## Begin INPUT

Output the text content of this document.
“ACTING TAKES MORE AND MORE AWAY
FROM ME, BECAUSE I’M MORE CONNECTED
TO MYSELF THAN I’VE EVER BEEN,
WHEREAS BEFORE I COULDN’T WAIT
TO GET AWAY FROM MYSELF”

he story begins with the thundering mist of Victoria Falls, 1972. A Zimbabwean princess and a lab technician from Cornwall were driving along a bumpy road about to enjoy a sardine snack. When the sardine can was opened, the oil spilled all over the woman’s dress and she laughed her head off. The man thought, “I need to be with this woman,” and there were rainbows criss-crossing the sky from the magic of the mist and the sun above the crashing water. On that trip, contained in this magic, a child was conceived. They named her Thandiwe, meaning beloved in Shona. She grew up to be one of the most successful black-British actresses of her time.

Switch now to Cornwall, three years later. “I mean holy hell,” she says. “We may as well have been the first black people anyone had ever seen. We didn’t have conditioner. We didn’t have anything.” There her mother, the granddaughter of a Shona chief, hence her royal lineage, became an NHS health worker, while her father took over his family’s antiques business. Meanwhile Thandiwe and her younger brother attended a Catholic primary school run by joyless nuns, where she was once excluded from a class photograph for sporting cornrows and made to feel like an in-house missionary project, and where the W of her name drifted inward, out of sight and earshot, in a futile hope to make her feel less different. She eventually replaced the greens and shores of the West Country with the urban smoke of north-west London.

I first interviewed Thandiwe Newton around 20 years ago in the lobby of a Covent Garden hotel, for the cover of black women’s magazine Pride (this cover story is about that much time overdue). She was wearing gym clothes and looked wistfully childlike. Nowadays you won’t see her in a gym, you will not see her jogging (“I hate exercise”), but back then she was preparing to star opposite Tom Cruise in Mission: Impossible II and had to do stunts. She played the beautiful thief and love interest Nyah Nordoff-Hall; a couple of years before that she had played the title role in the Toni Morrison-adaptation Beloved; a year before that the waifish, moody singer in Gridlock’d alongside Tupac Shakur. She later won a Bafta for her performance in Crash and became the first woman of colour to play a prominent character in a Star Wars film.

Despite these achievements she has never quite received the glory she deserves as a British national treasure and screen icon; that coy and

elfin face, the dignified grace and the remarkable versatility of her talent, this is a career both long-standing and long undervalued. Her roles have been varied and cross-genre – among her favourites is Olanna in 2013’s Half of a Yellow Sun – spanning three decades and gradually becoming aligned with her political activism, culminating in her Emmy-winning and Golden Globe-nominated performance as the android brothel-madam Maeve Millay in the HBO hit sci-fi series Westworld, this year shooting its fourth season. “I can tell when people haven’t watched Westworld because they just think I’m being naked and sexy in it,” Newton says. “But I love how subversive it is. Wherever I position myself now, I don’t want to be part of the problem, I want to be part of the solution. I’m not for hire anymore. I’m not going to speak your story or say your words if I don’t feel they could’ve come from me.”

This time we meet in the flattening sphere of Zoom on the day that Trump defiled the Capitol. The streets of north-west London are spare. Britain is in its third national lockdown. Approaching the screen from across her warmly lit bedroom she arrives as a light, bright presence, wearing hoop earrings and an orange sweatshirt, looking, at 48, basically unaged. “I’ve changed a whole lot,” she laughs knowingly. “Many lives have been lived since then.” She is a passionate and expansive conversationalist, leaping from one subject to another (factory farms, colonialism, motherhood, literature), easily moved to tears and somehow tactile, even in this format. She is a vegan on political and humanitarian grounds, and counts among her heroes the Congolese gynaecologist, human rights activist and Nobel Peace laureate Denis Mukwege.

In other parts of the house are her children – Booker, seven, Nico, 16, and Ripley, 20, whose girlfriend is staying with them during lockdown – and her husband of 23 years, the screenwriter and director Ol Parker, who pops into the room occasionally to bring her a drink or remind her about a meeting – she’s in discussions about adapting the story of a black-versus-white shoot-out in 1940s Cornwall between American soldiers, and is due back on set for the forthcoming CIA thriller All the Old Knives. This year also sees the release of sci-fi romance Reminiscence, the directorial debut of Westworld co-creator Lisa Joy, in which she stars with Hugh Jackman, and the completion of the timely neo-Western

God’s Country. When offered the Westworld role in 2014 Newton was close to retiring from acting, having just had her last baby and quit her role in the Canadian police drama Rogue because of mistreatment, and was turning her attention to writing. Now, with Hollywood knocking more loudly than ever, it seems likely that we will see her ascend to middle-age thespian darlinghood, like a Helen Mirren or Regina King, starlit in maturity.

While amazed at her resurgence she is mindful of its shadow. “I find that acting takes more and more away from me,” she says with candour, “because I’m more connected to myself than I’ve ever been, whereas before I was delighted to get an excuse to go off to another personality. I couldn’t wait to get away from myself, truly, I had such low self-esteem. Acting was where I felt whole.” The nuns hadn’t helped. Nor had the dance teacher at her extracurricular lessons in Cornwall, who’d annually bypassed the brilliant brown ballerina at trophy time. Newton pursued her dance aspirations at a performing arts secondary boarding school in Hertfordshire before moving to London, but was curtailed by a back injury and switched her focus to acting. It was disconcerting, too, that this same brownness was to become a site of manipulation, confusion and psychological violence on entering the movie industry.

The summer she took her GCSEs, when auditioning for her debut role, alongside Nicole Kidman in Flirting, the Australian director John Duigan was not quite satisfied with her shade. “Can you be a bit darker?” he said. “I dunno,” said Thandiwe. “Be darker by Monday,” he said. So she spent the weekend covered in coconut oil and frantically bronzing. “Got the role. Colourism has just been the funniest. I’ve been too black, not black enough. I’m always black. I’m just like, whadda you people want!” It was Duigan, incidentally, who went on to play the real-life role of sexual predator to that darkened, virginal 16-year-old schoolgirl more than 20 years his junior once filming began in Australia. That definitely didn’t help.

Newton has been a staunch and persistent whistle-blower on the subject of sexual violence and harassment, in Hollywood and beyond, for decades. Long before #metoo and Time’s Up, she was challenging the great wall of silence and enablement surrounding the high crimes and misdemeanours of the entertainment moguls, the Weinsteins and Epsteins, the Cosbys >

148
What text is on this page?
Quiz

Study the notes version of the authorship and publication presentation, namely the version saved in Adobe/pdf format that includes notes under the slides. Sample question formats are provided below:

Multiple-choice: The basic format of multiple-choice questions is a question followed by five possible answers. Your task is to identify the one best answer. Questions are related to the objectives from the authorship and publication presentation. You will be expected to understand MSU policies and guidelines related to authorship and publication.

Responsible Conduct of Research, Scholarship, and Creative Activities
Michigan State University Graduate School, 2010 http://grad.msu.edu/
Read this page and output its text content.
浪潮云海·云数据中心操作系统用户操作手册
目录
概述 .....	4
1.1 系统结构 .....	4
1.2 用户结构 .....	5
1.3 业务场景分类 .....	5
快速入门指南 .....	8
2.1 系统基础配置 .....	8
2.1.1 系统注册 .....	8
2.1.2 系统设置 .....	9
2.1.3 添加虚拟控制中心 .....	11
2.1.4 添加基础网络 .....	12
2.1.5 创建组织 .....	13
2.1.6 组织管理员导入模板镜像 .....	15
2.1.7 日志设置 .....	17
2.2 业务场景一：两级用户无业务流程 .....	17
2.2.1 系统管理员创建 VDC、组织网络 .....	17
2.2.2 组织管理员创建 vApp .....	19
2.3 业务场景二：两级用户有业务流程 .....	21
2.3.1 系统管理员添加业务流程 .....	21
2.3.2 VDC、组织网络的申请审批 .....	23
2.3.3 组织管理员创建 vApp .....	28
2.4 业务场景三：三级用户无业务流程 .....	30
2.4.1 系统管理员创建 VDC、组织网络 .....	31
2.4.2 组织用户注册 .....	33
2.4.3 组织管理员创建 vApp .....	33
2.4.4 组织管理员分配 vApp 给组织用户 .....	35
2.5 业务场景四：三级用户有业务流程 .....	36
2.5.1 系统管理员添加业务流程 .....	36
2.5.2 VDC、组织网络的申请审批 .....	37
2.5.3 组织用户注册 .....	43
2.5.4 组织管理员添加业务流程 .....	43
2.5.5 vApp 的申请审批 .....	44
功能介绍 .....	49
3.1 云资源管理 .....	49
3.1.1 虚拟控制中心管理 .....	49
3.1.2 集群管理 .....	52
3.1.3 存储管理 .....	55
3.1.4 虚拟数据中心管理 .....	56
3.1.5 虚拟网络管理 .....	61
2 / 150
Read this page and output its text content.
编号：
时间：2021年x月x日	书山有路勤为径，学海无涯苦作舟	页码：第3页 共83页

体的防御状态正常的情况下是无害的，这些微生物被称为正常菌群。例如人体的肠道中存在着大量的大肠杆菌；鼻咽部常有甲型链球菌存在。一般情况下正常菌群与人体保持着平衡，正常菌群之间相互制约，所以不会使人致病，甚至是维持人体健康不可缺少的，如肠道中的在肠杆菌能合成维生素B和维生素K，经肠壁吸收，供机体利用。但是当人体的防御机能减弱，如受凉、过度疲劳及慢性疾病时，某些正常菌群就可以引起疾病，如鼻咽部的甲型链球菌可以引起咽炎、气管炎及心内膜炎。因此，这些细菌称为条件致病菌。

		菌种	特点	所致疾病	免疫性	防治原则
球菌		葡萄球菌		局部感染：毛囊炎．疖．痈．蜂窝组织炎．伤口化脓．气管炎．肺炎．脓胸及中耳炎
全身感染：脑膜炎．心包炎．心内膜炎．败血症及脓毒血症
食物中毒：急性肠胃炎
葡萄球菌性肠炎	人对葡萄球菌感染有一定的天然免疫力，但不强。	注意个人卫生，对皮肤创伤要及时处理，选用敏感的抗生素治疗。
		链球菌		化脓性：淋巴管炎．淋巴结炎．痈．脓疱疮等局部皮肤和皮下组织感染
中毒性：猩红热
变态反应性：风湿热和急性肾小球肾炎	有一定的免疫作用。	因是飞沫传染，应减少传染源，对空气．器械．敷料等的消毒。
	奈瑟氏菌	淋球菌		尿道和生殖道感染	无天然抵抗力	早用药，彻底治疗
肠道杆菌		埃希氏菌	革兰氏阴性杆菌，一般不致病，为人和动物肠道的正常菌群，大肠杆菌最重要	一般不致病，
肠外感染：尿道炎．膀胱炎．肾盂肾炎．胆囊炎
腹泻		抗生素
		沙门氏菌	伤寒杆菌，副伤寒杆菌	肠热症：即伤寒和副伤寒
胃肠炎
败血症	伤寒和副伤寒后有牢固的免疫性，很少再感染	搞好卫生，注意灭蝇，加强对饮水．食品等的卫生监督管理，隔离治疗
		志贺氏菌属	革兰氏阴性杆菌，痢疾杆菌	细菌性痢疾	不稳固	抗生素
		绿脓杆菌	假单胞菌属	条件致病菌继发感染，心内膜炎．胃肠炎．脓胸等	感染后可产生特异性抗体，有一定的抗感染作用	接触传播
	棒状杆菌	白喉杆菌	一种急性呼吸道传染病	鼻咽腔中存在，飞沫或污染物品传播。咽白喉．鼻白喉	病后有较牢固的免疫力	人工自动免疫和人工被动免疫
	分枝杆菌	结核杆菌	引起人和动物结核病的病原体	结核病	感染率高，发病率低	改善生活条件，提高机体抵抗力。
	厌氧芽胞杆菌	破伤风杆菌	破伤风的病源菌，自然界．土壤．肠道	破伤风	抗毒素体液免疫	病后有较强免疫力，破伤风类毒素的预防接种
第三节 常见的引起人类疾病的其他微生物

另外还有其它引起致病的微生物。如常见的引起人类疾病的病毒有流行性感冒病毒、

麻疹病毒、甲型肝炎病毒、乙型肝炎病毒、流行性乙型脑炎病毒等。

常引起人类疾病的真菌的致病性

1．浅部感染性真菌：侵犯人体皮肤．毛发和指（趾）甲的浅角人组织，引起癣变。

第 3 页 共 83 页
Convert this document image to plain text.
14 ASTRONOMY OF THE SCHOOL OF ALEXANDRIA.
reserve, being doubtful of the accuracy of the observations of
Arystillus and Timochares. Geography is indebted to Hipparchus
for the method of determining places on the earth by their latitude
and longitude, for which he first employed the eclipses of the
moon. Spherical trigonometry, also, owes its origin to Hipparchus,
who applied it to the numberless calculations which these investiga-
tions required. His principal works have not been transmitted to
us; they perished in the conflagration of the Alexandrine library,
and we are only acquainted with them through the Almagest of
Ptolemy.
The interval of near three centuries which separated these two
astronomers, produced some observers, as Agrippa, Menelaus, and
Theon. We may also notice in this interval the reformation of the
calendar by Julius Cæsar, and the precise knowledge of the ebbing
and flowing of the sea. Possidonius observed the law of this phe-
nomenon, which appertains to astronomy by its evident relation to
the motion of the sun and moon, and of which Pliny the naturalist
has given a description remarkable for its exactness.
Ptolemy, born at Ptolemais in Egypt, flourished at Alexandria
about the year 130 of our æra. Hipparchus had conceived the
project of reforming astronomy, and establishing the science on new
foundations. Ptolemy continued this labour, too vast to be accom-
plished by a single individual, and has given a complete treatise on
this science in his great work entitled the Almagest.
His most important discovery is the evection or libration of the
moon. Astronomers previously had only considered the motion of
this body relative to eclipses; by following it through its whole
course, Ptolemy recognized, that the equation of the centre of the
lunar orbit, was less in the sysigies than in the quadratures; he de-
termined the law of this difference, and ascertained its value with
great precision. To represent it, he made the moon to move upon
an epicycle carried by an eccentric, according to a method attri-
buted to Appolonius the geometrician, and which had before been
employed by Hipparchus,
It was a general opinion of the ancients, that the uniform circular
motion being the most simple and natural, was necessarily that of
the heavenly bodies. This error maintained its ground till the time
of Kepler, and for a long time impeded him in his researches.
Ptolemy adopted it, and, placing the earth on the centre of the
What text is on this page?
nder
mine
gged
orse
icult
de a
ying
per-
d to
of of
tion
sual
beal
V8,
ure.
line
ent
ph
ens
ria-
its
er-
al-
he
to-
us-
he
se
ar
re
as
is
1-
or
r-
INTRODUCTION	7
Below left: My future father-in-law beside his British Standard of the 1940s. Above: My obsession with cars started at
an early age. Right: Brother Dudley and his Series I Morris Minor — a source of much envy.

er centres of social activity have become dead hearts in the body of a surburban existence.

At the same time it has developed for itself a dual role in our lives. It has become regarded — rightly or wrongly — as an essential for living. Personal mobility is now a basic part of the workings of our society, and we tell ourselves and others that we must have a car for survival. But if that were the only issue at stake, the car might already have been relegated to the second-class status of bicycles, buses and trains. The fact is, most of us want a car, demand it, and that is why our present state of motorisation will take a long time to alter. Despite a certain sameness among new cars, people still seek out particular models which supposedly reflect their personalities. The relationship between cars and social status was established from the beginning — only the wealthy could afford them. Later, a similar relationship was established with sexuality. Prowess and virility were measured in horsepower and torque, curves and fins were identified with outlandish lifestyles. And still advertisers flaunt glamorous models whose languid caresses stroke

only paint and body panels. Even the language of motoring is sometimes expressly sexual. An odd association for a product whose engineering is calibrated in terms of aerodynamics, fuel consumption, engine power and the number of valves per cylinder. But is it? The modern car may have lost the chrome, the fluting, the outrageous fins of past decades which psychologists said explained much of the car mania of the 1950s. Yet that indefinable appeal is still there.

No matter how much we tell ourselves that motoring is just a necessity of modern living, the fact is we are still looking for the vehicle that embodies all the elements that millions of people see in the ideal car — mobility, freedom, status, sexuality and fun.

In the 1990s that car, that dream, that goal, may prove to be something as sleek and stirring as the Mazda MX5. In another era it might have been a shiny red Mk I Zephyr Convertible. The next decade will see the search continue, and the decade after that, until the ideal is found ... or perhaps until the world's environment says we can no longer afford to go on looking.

## End INPUT

Count the lines in the material above where the string "Hipparchus" appears, then state only that count.

4